▸ What is needed: Print all of the entries exactly, minus the pictures.

▸ Records to use:
■ ■ ■ ■ ■
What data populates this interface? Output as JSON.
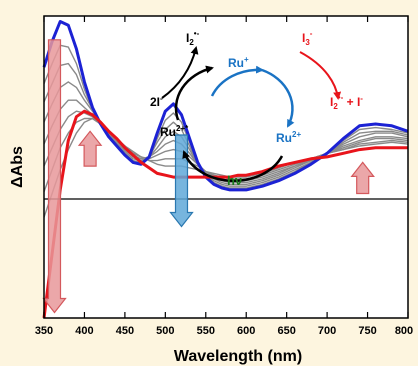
{
  "chart_data": {
    "type": "line",
    "xlabel": "Wavelength (nm)",
    "ylabel": "ΔAbs",
    "xlim": [
      350,
      800
    ],
    "ylim": [
      -0.65,
      1.0
    ],
    "x_ticks": [
      "350",
      "400",
      "450",
      "500",
      "550",
      "600",
      "650",
      "700",
      "750",
      "800"
    ],
    "zero_line": true,
    "grid": false,
    "legend": "none",
    "x": [
      350,
      360,
      370,
      380,
      390,
      400,
      410,
      420,
      430,
      440,
      450,
      460,
      470,
      480,
      490,
      500,
      510,
      520,
      530,
      540,
      550,
      560,
      570,
      580,
      590,
      600,
      620,
      640,
      660,
      680,
      700,
      720,
      740,
      760,
      780,
      800
    ],
    "series": [
      {
        "values": [
          0.72,
          0.86,
          0.97,
          0.95,
          0.82,
          0.64,
          0.5,
          0.41,
          0.34,
          0.29,
          0.24,
          0.2,
          0.19,
          0.23,
          0.36,
          0.48,
          0.52,
          0.46,
          0.33,
          0.2,
          0.12,
          0.08,
          0.06,
          0.05,
          0.05,
          0.05,
          0.07,
          0.1,
          0.14,
          0.19,
          0.25,
          0.33,
          0.4,
          0.41,
          0.4,
          0.37
        ],
        "color": "#1c22d4"
      },
      {
        "values": [
          0.63,
          0.74,
          0.84,
          0.83,
          0.74,
          0.6,
          0.49,
          0.41,
          0.35,
          0.3,
          0.25,
          0.21,
          0.2,
          0.23,
          0.33,
          0.43,
          0.47,
          0.42,
          0.31,
          0.2,
          0.13,
          0.09,
          0.07,
          0.06,
          0.06,
          0.06,
          0.08,
          0.11,
          0.15,
          0.2,
          0.25,
          0.32,
          0.38,
          0.39,
          0.38,
          0.36
        ],
        "color": "#8a8a8a"
      },
      {
        "values": [
          0.53,
          0.63,
          0.73,
          0.74,
          0.68,
          0.57,
          0.49,
          0.42,
          0.36,
          0.31,
          0.26,
          0.22,
          0.21,
          0.23,
          0.31,
          0.38,
          0.42,
          0.38,
          0.29,
          0.19,
          0.13,
          0.1,
          0.08,
          0.07,
          0.07,
          0.07,
          0.09,
          0.12,
          0.16,
          0.2,
          0.25,
          0.31,
          0.36,
          0.37,
          0.37,
          0.35
        ],
        "color": "#8a8a8a"
      },
      {
        "values": [
          0.42,
          0.52,
          0.61,
          0.64,
          0.61,
          0.54,
          0.48,
          0.42,
          0.37,
          0.32,
          0.27,
          0.23,
          0.22,
          0.23,
          0.28,
          0.34,
          0.37,
          0.34,
          0.27,
          0.19,
          0.14,
          0.11,
          0.09,
          0.08,
          0.08,
          0.08,
          0.1,
          0.13,
          0.17,
          0.21,
          0.25,
          0.3,
          0.34,
          0.36,
          0.36,
          0.34
        ],
        "color": "#8a8a8a"
      },
      {
        "values": [
          0.3,
          0.4,
          0.49,
          0.54,
          0.54,
          0.5,
          0.46,
          0.42,
          0.37,
          0.33,
          0.28,
          0.24,
          0.22,
          0.23,
          0.26,
          0.3,
          0.32,
          0.3,
          0.25,
          0.19,
          0.15,
          0.12,
          0.1,
          0.09,
          0.09,
          0.09,
          0.11,
          0.14,
          0.18,
          0.21,
          0.25,
          0.29,
          0.32,
          0.34,
          0.34,
          0.33
        ],
        "color": "#8a8a8a"
      },
      {
        "values": [
          0.18,
          0.28,
          0.38,
          0.45,
          0.48,
          0.47,
          0.45,
          0.41,
          0.37,
          0.33,
          0.29,
          0.25,
          0.23,
          0.22,
          0.24,
          0.26,
          0.27,
          0.26,
          0.23,
          0.19,
          0.15,
          0.13,
          0.11,
          0.1,
          0.1,
          0.1,
          0.12,
          0.15,
          0.18,
          0.22,
          0.25,
          0.28,
          0.31,
          0.33,
          0.33,
          0.32
        ],
        "color": "#8a8a8a"
      },
      {
        "values": [
          0.04,
          0.16,
          0.28,
          0.36,
          0.42,
          0.44,
          0.44,
          0.41,
          0.37,
          0.33,
          0.29,
          0.25,
          0.23,
          0.21,
          0.21,
          0.22,
          0.22,
          0.22,
          0.2,
          0.18,
          0.15,
          0.13,
          0.12,
          0.11,
          0.11,
          0.11,
          0.13,
          0.16,
          0.19,
          0.22,
          0.25,
          0.27,
          0.3,
          0.31,
          0.32,
          0.31
        ],
        "color": "#8a8a8a"
      },
      {
        "values": [
          -0.1,
          0.03,
          0.16,
          0.27,
          0.36,
          0.42,
          0.44,
          0.41,
          0.37,
          0.33,
          0.29,
          0.26,
          0.23,
          0.21,
          0.19,
          0.18,
          0.18,
          0.18,
          0.17,
          0.16,
          0.15,
          0.14,
          0.13,
          0.12,
          0.12,
          0.12,
          0.14,
          0.17,
          0.2,
          0.22,
          0.25,
          0.27,
          0.29,
          0.3,
          0.31,
          0.3
        ],
        "color": "#8a8a8a"
      },
      {
        "values": [
          -0.65,
          -0.3,
          0.05,
          0.32,
          0.45,
          0.48,
          0.46,
          0.42,
          0.37,
          0.33,
          0.28,
          0.24,
          0.2,
          0.17,
          0.14,
          0.13,
          0.12,
          0.12,
          0.12,
          0.12,
          0.12,
          0.12,
          0.12,
          0.12,
          0.13,
          0.13,
          0.15,
          0.18,
          0.2,
          0.22,
          0.23,
          0.25,
          0.27,
          0.28,
          0.28,
          0.28
        ],
        "color": "#e8141b"
      }
    ],
    "arrows": [
      {
        "direction": "down",
        "x": 363,
        "from": 0.87,
        "to": -0.62,
        "color": "#e8989a"
      },
      {
        "direction": "up",
        "x": 407,
        "from": 0.18,
        "to": 0.37,
        "color": "#e8989a"
      },
      {
        "direction": "down",
        "x": 520,
        "from": 0.35,
        "to": -0.15,
        "color": "#5fa8d8"
      },
      {
        "direction": "up",
        "x": 744,
        "from": 0.03,
        "to": 0.2,
        "color": "#e8989a"
      }
    ],
    "annotations": {
      "scheme": {
        "ru_plus": "Ru",
        "ru_plus_sup": "+",
        "ru_2plus": "Ru",
        "ru_2plus_sup": "2+",
        "ru_2plus_star": "Ru",
        "ru_2plus_star_sup": "2+*",
        "two_i": "2I",
        "two_i_sup": "-",
        "i2_radical": "I",
        "i2_radical_sub": "2",
        "i2_radical_sup": "•-",
        "i3": "I",
        "i3_sub": "3",
        "i3_sup": "-",
        "product_i2": "I",
        "product_i2_sub": "2",
        "product_i2_sup": "•-",
        "product_plus": " + I",
        "product_i_sup": "-",
        "hv": "hν",
        "colors": {
          "blue": "#1a73c4",
          "red": "#e8141b",
          "green": "#1a7a1a",
          "black": "#000000"
        }
      }
    }
  }
}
■ ■ ■ ■ ■
▸ Task output:
What data populates this interface? Output as JSON.
{
  "chart_data": {
    "type": "line",
    "xlabel": "Wavelength (nm)",
    "ylabel": "ΔAbs",
    "xlim": [
      350,
      800
    ],
    "ylim": [
      -0.65,
      1.0
    ],
    "x_ticks": [
      "350",
      "400",
      "450",
      "500",
      "550",
      "600",
      "650",
      "700",
      "750",
      "800"
    ],
    "zero_line": true,
    "grid": false,
    "legend": "none",
    "x": [
      350,
      360,
      370,
      380,
      390,
      400,
      410,
      420,
      430,
      440,
      450,
      460,
      470,
      480,
      490,
      500,
      510,
      520,
      530,
      540,
      550,
      560,
      570,
      580,
      590,
      600,
      620,
      640,
      660,
      680,
      700,
      720,
      740,
      760,
      780,
      800
    ],
    "series": [
      {
        "values": [
          0.72,
          0.86,
          0.97,
          0.95,
          0.82,
          0.64,
          0.5,
          0.41,
          0.34,
          0.29,
          0.24,
          0.2,
          0.19,
          0.23,
          0.36,
          0.48,
          0.52,
          0.46,
          0.33,
          0.2,
          0.12,
          0.08,
          0.06,
          0.05,
          0.05,
          0.05,
          0.07,
          0.1,
          0.14,
          0.19,
          0.25,
          0.33,
          0.4,
          0.41,
          0.4,
          0.37
        ],
        "color": "#1c22d4"
      },
      {
        "values": [
          0.63,
          0.74,
          0.84,
          0.83,
          0.74,
          0.6,
          0.49,
          0.41,
          0.35,
          0.3,
          0.25,
          0.21,
          0.2,
          0.23,
          0.33,
          0.43,
          0.47,
          0.42,
          0.31,
          0.2,
          0.13,
          0.09,
          0.07,
          0.06,
          0.06,
          0.06,
          0.08,
          0.11,
          0.15,
          0.2,
          0.25,
          0.32,
          0.38,
          0.39,
          0.38,
          0.36
        ],
        "color": "#8a8a8a"
      },
      {
        "values": [
          0.53,
          0.63,
          0.73,
          0.74,
          0.68,
          0.57,
          0.49,
          0.42,
          0.36,
          0.31,
          0.26,
          0.22,
          0.21,
          0.23,
          0.31,
          0.38,
          0.42,
          0.38,
          0.29,
          0.19,
          0.13,
          0.1,
          0.08,
          0.07,
          0.07,
          0.07,
          0.09,
          0.12,
          0.16,
          0.2,
          0.25,
          0.31,
          0.36,
          0.37,
          0.37,
          0.35
        ],
        "color": "#8a8a8a"
      },
      {
        "values": [
          0.42,
          0.52,
          0.61,
          0.64,
          0.61,
          0.54,
          0.48,
          0.42,
          0.37,
          0.32,
          0.27,
          0.23,
          0.22,
          0.23,
          0.28,
          0.34,
          0.37,
          0.34,
          0.27,
          0.19,
          0.14,
          0.11,
          0.09,
          0.08,
          0.08,
          0.08,
          0.1,
          0.13,
          0.17,
          0.21,
          0.25,
          0.3,
          0.34,
          0.36,
          0.36,
          0.34
        ],
        "color": "#8a8a8a"
      },
      {
        "values": [
          0.3,
          0.4,
          0.49,
          0.54,
          0.54,
          0.5,
          0.46,
          0.42,
          0.37,
          0.33,
          0.28,
          0.24,
          0.22,
          0.23,
          0.26,
          0.3,
          0.32,
          0.3,
          0.25,
          0.19,
          0.15,
          0.12,
          0.1,
          0.09,
          0.09,
          0.09,
          0.11,
          0.14,
          0.18,
          0.21,
          0.25,
          0.29,
          0.32,
          0.34,
          0.34,
          0.33
        ],
        "color": "#8a8a8a"
      },
      {
        "values": [
          0.18,
          0.28,
          0.38,
          0.45,
          0.48,
          0.47,
          0.45,
          0.41,
          0.37,
          0.33,
          0.29,
          0.25,
          0.23,
          0.22,
          0.24,
          0.26,
          0.27,
          0.26,
          0.23,
          0.19,
          0.15,
          0.13,
          0.11,
          0.1,
          0.1,
          0.1,
          0.12,
          0.15,
          0.18,
          0.22,
          0.25,
          0.28,
          0.31,
          0.33,
          0.33,
          0.32
        ],
        "color": "#8a8a8a"
      },
      {
        "values": [
          0.04,
          0.16,
          0.28,
          0.36,
          0.42,
          0.44,
          0.44,
          0.41,
          0.37,
          0.33,
          0.29,
          0.25,
          0.23,
          0.21,
          0.21,
          0.22,
          0.22,
          0.22,
          0.2,
          0.18,
          0.15,
          0.13,
          0.12,
          0.11,
          0.11,
          0.11,
          0.13,
          0.16,
          0.19,
          0.22,
          0.25,
          0.27,
          0.3,
          0.31,
          0.32,
          0.31
        ],
        "color": "#8a8a8a"
      },
      {
        "values": [
          -0.1,
          0.03,
          0.16,
          0.27,
          0.36,
          0.42,
          0.44,
          0.41,
          0.37,
          0.33,
          0.29,
          0.26,
          0.23,
          0.21,
          0.19,
          0.18,
          0.18,
          0.18,
          0.17,
          0.16,
          0.15,
          0.14,
          0.13,
          0.12,
          0.12,
          0.12,
          0.14,
          0.17,
          0.2,
          0.22,
          0.25,
          0.27,
          0.29,
          0.3,
          0.31,
          0.3
        ],
        "color": "#8a8a8a"
      },
      {
        "values": [
          -0.65,
          -0.3,
          0.05,
          0.32,
          0.45,
          0.48,
          0.46,
          0.42,
          0.37,
          0.33,
          0.28,
          0.24,
          0.2,
          0.17,
          0.14,
          0.13,
          0.12,
          0.12,
          0.12,
          0.12,
          0.12,
          0.12,
          0.12,
          0.12,
          0.13,
          0.13,
          0.15,
          0.18,
          0.2,
          0.22,
          0.23,
          0.25,
          0.27,
          0.28,
          0.28,
          0.28
        ],
        "color": "#e8141b"
      }
    ],
    "arrows": [
      {
        "direction": "down",
        "x": 363,
        "from": 0.87,
        "to": -0.62,
        "color": "#e8989a"
      },
      {
        "direction": "up",
        "x": 407,
        "from": 0.18,
        "to": 0.37,
        "color": "#e8989a"
      },
      {
        "direction": "down",
        "x": 520,
        "from": 0.35,
        "to": -0.15,
        "color": "#5fa8d8"
      },
      {
        "direction": "up",
        "x": 744,
        "from": 0.03,
        "to": 0.2,
        "color": "#e8989a"
      }
    ],
    "annotations": {
      "scheme": {
        "ru_plus": "Ru",
        "ru_plus_sup": "+",
        "ru_2plus": "Ru",
        "ru_2plus_sup": "2+",
        "ru_2plus_star": "Ru",
        "ru_2plus_star_sup": "2+*",
        "two_i": "2I",
        "two_i_sup": "-",
        "i2_radical": "I",
        "i2_radical_sub": "2",
        "i2_radical_sup": "•-",
        "i3": "I",
        "i3_sub": "3",
        "i3_sup": "-",
        "product_i2": "I",
        "product_i2_sub": "2",
        "product_i2_sup": "•-",
        "product_plus": " + I",
        "product_i_sup": "-",
        "hv": "hν",
        "colors": {
          "blue": "#1a73c4",
          "red": "#e8141b",
          "green": "#1a7a1a",
          "black": "#000000"
        }
      }
    }
  }
}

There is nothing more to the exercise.